THE TASK
Return the entries below in their exact form, leaving the pictures out.

SOURCE MATERIAL
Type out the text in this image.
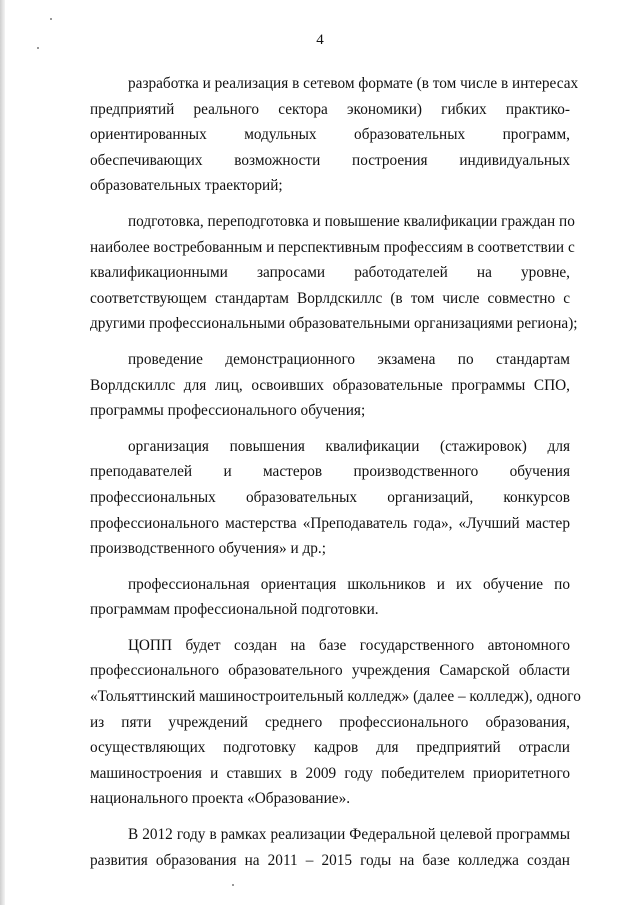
4
разработка и реализация в сетевом формате (в том числе в интересах
предприятий реального сектора экономики) гибких практико-
ориентированных модульных образовательных программ,
обеспечивающих возможности построения индивидуальных
образовательных траекторий;
подготовка, переподготовка и повышение квалификации граждан по
наиболее востребованным и перспективным профессиям в соответствии с
квалификационными запросами работодателей на уровне,
соответствующем стандартам Ворлдскиллс (в том числе совместно с
другими профессиональными образовательными организациями региона);
проведение демонстрационного экзамена по стандартам
Ворлдскиллс для лиц, освоивших образовательные программы СПО,
программы профессионального обучения;
организация повышения квалификации (стажировок) для
преподавателей и мастеров производственного обучения
профессиональных образовательных организаций, конкурсов
профессионального мастерства «Преподаватель года», «Лучший мастер
производственного обучения» и др.;
профессиональная ориентация школьников и их обучение по
программам профессиональной подготовки.
ЦОПП будет создан на базе государственного автономного
профессионального образовательного учреждения Самарской области
«Тольяттинский машиностроительный колледж» (далее – колледж), одного
из пяти учреждений среднего профессионального образования,
осуществляющих подготовку кадров для предприятий отрасли
машиностроения и ставших в 2009 году победителем приоритетного
национального проекта «Образование».
В 2012 году в рамках реализации Федеральной целевой программы
развития образования на 2011 – 2015 годы на базе колледжа создан
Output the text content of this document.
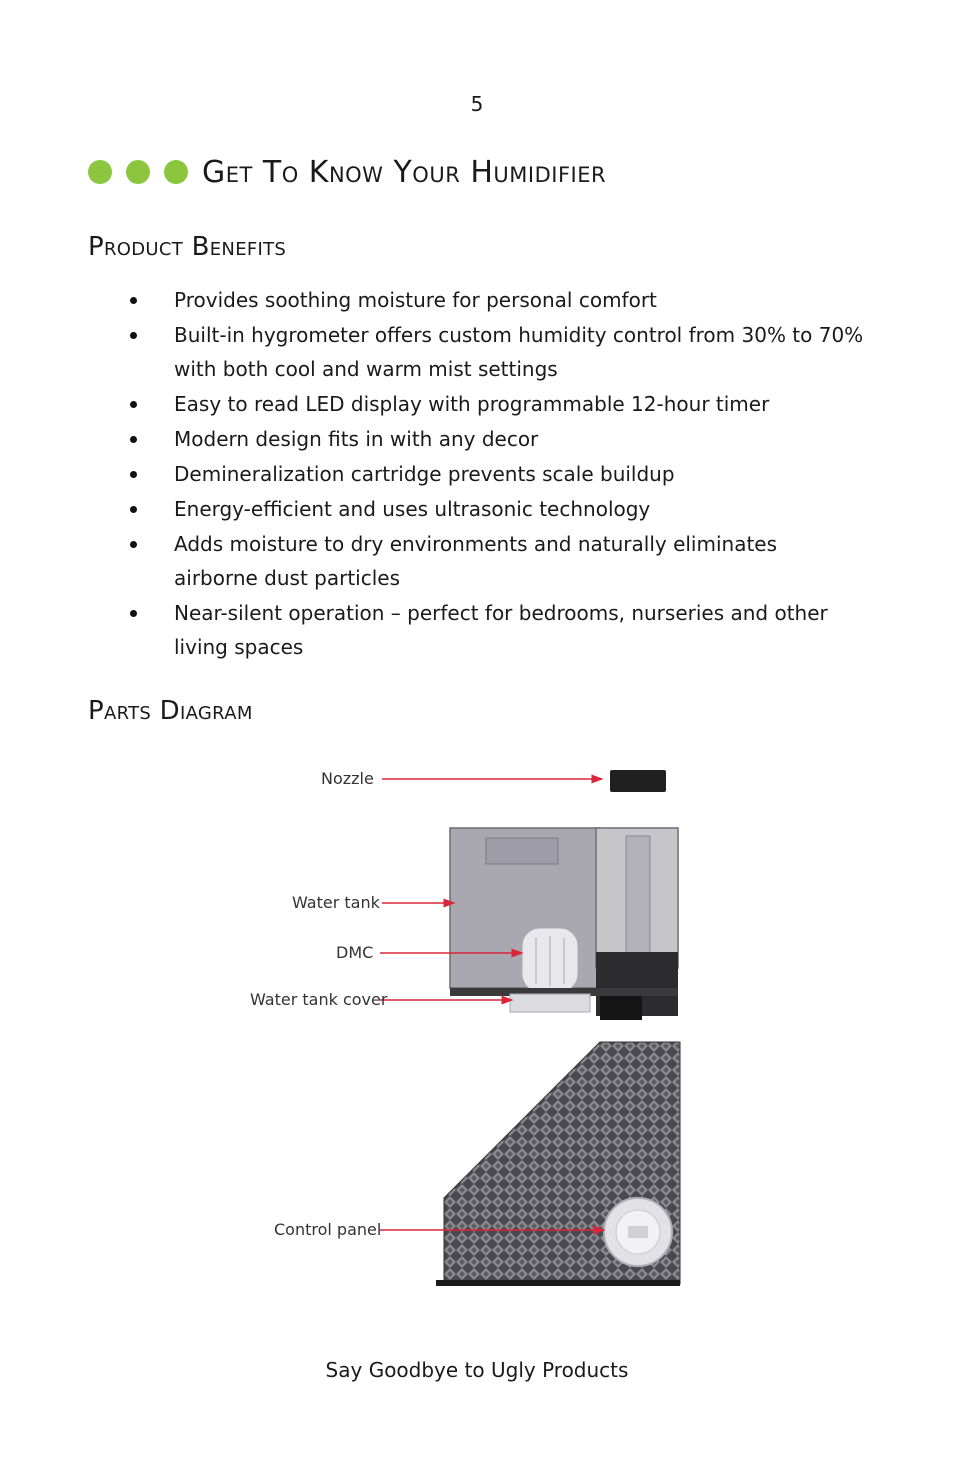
5
Get To Know Your Humidifier
Product Benefits
Provides soothing moisture for personal comfort
Built-in hygrometer offers custom humidity control from 30% to 70% with both cool and warm mist settings
Easy to read LED display with programmable 12-hour timer
Modern design fits in with any decor
Demineralization cartridge prevents scale buildup
Energy-efficient and uses ultrasonic technology
Adds moisture to dry environments and naturally eliminates airborne dust particles
Near-silent operation – perfect for bedrooms, nurseries and other living spaces
Parts Diagram
Nozzle
Water tank
DMC
Water tank cover
Control panel
Say Goodbye to Ugly Products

EXPECTED OUTPUT
Type out the text in this image.
4
разработка и реализация в сетевом формате (в том числе в интересах
предприятий реального сектора экономики) гибких практико-
ориентированных модульных образовательных программ,
обеспечивающих возможности построения индивидуальных
образовательных траекторий;
подготовка, переподготовка и повышение квалификации граждан по
наиболее востребованным и перспективным профессиям в соответствии с
квалификационными запросами работодателей на уровне,
соответствующем стандартам Ворлдскиллс (в том числе совместно с
другими профессиональными образовательными организациями региона);
проведение демонстрационного экзамена по стандартам
Ворлдскиллс для лиц, освоивших образовательные программы СПО,
программы профессионального обучения;
организация повышения квалификации (стажировок) для
преподавателей и мастеров производственного обучения
профессиональных образовательных организаций, конкурсов
профессионального мастерства «Преподаватель года», «Лучший мастер
производственного обучения» и др.;
профессиональная ориентация школьников и их обучение по
программам профессиональной подготовки.
ЦОПП будет создан на базе государственного автономного
профессионального образовательного учреждения Самарской области
«Тольяттинский машиностроительный колледж» (далее – колледж), одного
из пяти учреждений среднего профессионального образования,
осуществляющих подготовку кадров для предприятий отрасли
машиностроения и ставших в 2009 году победителем приоритетного
национального проекта «Образование».
В 2012 году в рамках реализации Федеральной целевой программы
развития образования на 2011 – 2015 годы на базе колледжа создан
Output the text content of this document.
5
Get To Know Your Humidifier
Product Benefits
Provides soothing moisture for personal comfort
Built-in hygrometer offers custom humidity control from 30% to 70% with both cool and warm mist settings
Easy to read LED display with programmable 12-hour timer
Modern design fits in with any decor
Demineralization cartridge prevents scale buildup
Energy-efficient and uses ultrasonic technology
Adds moisture to dry environments and naturally eliminates airborne dust particles
Near-silent operation – perfect for bedrooms, nurseries and other living spaces
Parts Diagram
Nozzle
Water tank
DMC
Water tank cover
Control panel
Say Goodbye to Ugly Products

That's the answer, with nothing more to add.